Exercise goal:
Reproduce the rows below with every occurrence of "story-paragraph" replaced by "story-text", leaving everything else unchanged.

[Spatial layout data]
--- Start ---

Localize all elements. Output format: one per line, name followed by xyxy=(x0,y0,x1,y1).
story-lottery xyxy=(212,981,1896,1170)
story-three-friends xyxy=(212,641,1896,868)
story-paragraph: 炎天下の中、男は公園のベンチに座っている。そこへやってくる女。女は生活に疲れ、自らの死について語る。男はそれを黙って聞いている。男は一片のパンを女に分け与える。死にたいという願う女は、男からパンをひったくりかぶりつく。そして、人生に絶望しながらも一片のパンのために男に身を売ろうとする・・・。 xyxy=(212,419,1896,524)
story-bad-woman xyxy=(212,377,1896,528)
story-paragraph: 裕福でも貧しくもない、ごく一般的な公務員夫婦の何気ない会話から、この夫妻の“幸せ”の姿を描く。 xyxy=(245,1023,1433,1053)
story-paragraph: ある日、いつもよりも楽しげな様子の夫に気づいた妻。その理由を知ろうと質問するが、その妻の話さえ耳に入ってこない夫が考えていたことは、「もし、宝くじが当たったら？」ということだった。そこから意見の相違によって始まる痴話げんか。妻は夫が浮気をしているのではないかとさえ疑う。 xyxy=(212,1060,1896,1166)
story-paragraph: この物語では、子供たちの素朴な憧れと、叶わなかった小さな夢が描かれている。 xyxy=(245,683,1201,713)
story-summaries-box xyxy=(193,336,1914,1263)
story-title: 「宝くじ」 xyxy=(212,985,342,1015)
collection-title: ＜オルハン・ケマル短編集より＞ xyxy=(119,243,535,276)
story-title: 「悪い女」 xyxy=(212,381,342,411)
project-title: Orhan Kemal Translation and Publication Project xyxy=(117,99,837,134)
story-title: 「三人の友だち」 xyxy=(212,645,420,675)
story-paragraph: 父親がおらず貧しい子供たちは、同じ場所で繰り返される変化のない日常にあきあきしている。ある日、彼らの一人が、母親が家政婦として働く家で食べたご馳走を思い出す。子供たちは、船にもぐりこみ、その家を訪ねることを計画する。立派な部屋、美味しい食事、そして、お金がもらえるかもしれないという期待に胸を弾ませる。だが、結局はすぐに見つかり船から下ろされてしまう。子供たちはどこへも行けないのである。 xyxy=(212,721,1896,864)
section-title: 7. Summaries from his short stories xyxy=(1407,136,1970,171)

--- End ---

Expected answer:
Localize all elements. Output format: one per line, name followed by xyxy=(x0,y0,x1,y1).
story-lottery xyxy=(212,981,1896,1170)
story-three-friends xyxy=(212,641,1896,868)
story-text: 炎天下の中、男は公園のベンチに座っている。そこへやってくる女。女は生活に疲れ、自らの死について語る。男はそれを黙って聞いている。男は一片のパンを女に分け与える。死にたいという願う女は、男からパンをひったくりかぶりつく。そして、人生に絶望しながらも一片のパンのために男に身を売ろうとする・・・。 xyxy=(212,419,1896,524)
story-bad-woman xyxy=(212,377,1896,528)
story-text: 裕福でも貧しくもない、ごく一般的な公務員夫婦の何気ない会話から、この夫妻の“幸せ”の姿を描く。 xyxy=(245,1023,1433,1053)
story-text: ある日、いつもよりも楽しげな様子の夫に気づいた妻。その理由を知ろうと質問するが、その妻の話さえ耳に入ってこない夫が考えていたことは、「もし、宝くじが当たったら？」ということだった。そこから意見の相違によって始まる痴話げんか。妻は夫が浮気をしているのではないかとさえ疑う。 xyxy=(212,1060,1896,1166)
story-text: この物語では、子供たちの素朴な憧れと、叶わなかった小さな夢が描かれている。 xyxy=(245,683,1201,713)
story-summaries-box xyxy=(193,336,1914,1263)
story-title: 「宝くじ」 xyxy=(212,985,342,1015)
collection-title: ＜オルハン・ケマル短編集より＞ xyxy=(119,243,535,276)
story-title: 「悪い女」 xyxy=(212,381,342,411)
project-title: Orhan Kemal Translation and Publication Project xyxy=(117,99,837,134)
story-title: 「三人の友だち」 xyxy=(212,645,420,675)
story-text: 父親がおらず貧しい子供たちは、同じ場所で繰り返される変化のない日常にあきあきしている。ある日、彼らの一人が、母親が家政婦として働く家で食べたご馳走を思い出す。子供たちは、船にもぐりこみ、その家を訪ねることを計画する。立派な部屋、美味しい食事、そして、お金がもらえるかもしれないという期待に胸を弾ませる。だが、結局はすぐに見つかり船から下ろされてしまう。子供たちはどこへも行けないのである。 xyxy=(212,721,1896,864)
section-title: 7. Summaries from his short stories xyxy=(1407,136,1970,171)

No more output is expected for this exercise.